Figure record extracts
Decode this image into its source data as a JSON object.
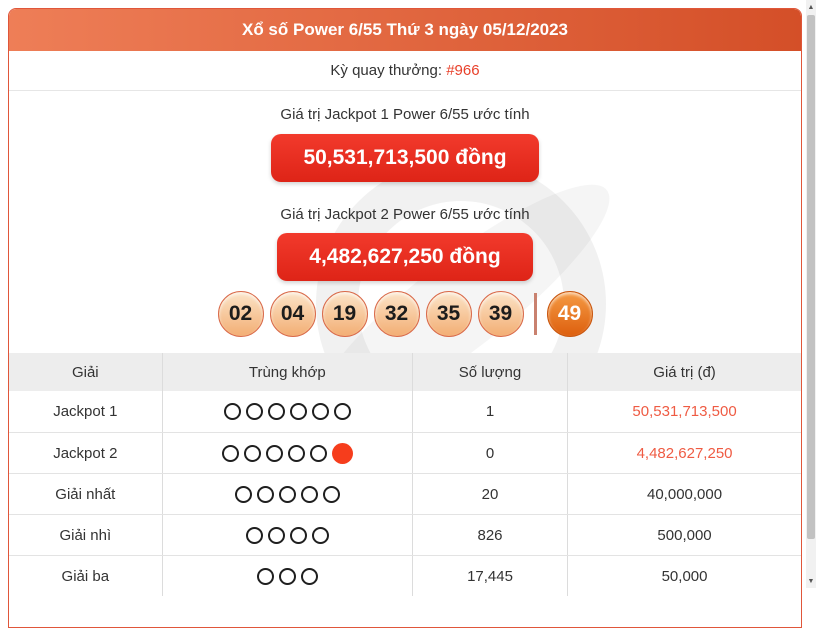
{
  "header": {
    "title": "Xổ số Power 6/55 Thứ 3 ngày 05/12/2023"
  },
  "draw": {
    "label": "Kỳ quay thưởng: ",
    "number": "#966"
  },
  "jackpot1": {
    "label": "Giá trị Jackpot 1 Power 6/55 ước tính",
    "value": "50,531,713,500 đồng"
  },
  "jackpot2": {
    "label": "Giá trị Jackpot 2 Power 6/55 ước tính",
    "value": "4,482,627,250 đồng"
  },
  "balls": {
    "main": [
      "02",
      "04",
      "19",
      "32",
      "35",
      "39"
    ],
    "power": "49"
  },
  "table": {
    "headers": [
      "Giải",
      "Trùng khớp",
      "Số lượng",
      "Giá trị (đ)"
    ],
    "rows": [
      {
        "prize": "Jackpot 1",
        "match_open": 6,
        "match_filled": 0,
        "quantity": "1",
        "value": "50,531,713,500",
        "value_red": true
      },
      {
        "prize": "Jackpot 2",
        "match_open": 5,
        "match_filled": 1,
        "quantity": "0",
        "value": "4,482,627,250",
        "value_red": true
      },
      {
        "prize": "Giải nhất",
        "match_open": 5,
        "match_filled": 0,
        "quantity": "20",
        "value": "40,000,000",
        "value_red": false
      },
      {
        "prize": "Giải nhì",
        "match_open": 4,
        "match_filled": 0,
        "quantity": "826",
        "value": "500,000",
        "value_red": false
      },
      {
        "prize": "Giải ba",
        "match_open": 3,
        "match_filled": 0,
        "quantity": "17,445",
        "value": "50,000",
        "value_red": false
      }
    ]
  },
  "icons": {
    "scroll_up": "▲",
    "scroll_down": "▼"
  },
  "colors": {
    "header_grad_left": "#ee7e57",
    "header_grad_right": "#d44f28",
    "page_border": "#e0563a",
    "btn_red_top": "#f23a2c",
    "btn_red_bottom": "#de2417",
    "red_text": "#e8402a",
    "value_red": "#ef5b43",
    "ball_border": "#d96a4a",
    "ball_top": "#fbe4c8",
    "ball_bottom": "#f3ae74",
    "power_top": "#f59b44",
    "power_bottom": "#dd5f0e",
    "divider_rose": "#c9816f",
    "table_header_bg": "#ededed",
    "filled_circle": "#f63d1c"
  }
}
...
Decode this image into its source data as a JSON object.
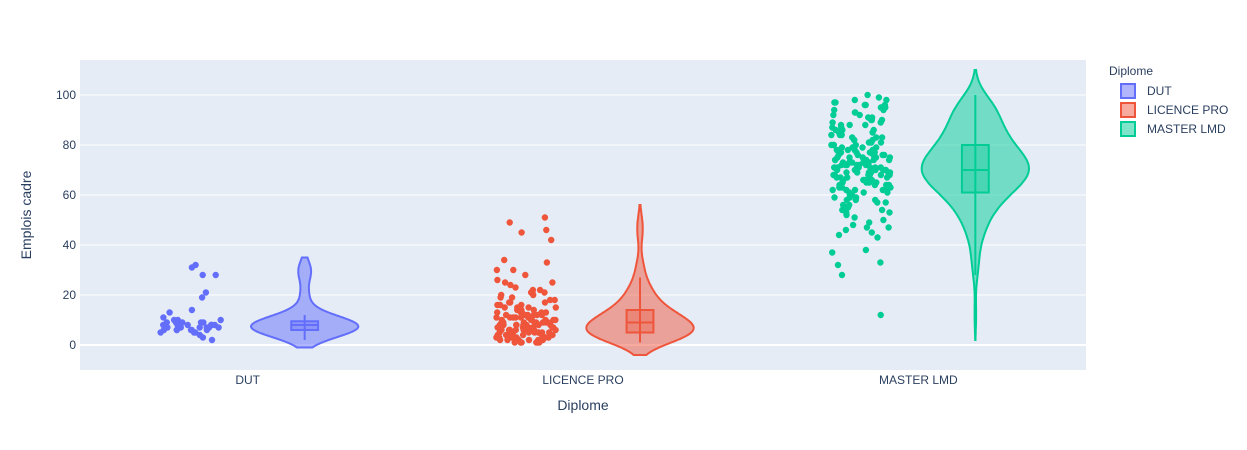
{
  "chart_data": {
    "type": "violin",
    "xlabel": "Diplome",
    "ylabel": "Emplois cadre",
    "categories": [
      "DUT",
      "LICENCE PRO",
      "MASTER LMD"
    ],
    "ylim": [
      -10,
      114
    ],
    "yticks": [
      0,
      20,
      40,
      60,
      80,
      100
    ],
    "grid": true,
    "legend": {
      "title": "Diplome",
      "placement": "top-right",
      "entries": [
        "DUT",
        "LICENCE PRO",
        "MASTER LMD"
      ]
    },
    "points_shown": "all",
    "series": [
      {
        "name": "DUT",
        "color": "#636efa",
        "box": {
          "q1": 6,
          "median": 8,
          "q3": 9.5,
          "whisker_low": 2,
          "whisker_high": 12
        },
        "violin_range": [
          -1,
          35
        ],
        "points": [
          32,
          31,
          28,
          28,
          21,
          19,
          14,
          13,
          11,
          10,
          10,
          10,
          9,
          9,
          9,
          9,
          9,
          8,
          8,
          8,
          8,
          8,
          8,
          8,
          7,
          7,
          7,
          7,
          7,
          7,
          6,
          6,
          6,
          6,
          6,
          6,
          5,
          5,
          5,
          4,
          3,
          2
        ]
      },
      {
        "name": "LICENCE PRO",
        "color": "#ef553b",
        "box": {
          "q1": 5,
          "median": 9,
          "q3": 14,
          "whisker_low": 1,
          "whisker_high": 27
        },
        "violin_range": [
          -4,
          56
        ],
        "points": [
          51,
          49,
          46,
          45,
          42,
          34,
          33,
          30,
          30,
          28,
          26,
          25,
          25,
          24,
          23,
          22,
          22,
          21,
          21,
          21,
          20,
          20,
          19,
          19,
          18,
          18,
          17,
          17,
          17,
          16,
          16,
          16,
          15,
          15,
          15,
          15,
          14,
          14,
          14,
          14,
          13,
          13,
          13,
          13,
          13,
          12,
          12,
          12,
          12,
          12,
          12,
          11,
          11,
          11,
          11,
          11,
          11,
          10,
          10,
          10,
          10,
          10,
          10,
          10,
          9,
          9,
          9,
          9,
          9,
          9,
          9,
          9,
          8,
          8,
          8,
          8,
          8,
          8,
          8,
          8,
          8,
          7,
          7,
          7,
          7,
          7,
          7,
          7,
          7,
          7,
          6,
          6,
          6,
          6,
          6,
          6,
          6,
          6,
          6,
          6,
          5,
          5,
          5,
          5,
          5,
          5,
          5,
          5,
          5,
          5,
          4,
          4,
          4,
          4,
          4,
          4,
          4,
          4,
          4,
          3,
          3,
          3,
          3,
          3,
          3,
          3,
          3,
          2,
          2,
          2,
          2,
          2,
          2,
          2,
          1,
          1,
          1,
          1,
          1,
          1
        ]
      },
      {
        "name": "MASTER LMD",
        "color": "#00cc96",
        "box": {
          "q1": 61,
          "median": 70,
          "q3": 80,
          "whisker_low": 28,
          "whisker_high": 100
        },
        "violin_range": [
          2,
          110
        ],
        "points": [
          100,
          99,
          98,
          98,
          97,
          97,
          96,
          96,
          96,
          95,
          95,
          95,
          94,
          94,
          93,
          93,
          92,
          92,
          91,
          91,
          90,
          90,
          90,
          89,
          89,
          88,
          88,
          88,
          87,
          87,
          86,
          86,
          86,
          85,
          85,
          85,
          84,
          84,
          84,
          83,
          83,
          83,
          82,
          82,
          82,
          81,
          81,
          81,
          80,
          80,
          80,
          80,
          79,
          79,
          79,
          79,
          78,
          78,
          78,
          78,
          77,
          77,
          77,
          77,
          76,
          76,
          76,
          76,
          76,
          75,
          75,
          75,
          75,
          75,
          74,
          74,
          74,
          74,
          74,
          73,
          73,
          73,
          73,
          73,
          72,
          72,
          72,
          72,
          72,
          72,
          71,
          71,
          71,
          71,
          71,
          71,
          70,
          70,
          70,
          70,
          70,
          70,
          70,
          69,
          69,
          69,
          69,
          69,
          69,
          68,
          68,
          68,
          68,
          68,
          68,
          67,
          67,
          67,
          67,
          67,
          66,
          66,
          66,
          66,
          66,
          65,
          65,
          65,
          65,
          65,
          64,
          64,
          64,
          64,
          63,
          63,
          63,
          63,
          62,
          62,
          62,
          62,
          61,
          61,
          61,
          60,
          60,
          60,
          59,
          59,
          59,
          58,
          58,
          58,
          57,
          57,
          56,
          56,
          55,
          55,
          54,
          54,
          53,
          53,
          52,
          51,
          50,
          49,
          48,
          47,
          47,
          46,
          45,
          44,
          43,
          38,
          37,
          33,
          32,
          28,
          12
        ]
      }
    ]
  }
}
==
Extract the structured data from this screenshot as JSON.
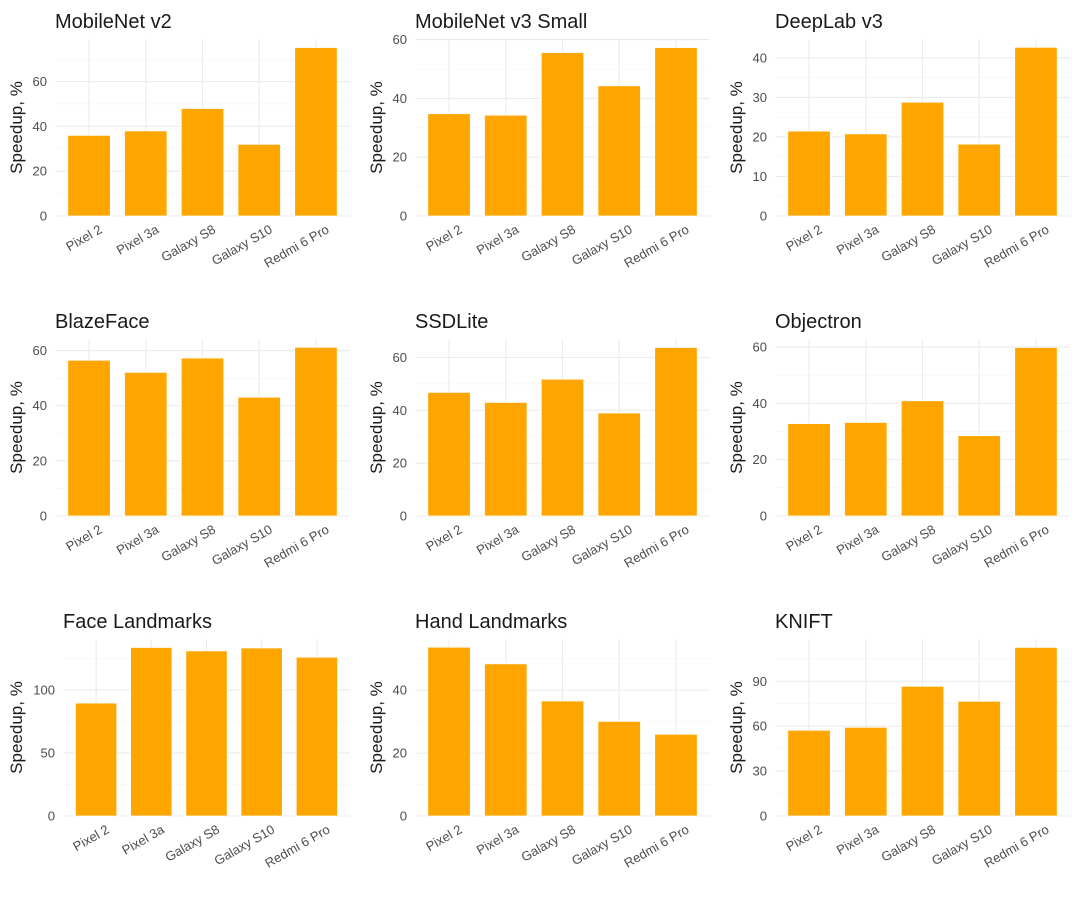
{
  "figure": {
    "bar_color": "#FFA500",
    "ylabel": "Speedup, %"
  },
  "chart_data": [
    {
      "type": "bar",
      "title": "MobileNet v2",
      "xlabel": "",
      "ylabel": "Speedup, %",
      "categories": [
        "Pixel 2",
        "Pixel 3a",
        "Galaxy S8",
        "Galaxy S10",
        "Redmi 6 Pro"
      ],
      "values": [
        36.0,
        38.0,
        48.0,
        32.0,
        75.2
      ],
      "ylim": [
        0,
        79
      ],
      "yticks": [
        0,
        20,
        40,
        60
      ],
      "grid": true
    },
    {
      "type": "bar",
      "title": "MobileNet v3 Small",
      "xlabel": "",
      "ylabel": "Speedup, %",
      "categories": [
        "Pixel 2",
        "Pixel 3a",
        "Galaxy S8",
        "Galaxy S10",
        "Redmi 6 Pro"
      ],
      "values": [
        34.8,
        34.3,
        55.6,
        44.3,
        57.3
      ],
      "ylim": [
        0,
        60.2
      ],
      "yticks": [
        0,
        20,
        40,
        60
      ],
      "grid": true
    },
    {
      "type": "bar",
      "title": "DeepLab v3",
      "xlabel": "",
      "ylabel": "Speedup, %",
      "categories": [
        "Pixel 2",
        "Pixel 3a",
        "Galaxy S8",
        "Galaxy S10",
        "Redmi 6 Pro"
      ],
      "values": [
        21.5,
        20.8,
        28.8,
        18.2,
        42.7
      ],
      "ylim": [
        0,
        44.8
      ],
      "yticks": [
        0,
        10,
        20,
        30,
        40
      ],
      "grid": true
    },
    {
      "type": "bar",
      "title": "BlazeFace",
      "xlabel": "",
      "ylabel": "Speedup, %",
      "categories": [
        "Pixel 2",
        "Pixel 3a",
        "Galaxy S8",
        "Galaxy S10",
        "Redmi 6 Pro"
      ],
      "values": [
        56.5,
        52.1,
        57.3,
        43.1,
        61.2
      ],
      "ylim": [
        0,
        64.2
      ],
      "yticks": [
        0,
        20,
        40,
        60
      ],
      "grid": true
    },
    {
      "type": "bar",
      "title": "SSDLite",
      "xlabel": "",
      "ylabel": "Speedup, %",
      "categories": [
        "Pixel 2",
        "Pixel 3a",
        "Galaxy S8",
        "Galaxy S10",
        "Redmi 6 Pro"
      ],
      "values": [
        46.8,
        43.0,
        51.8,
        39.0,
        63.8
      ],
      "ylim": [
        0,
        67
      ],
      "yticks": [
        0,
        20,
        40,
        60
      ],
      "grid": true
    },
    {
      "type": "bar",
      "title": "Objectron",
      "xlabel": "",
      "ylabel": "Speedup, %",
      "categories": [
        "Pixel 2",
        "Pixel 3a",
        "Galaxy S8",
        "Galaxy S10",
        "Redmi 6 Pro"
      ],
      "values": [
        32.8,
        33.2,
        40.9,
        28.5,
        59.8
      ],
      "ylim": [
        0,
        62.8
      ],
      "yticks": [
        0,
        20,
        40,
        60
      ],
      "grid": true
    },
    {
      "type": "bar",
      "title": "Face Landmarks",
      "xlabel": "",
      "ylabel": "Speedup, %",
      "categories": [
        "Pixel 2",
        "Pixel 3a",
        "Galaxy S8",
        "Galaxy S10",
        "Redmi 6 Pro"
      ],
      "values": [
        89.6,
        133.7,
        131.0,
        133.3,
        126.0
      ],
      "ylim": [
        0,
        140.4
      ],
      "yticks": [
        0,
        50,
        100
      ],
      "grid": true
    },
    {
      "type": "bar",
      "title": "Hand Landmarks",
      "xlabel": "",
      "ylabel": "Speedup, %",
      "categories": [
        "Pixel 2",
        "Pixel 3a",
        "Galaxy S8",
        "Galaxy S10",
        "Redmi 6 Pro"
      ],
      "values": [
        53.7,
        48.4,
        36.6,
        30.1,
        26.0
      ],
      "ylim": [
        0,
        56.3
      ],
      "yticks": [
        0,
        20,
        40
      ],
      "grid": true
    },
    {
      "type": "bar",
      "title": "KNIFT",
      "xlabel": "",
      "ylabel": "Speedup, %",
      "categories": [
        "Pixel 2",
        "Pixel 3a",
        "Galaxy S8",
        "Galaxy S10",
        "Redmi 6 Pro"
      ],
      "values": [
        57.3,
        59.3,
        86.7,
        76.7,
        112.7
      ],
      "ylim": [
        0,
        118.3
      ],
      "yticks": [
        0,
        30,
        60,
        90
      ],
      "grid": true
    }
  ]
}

Exercise:
In how many lines does the word "quantity" appear? Respond with the number alone.

Solution for this problem:
5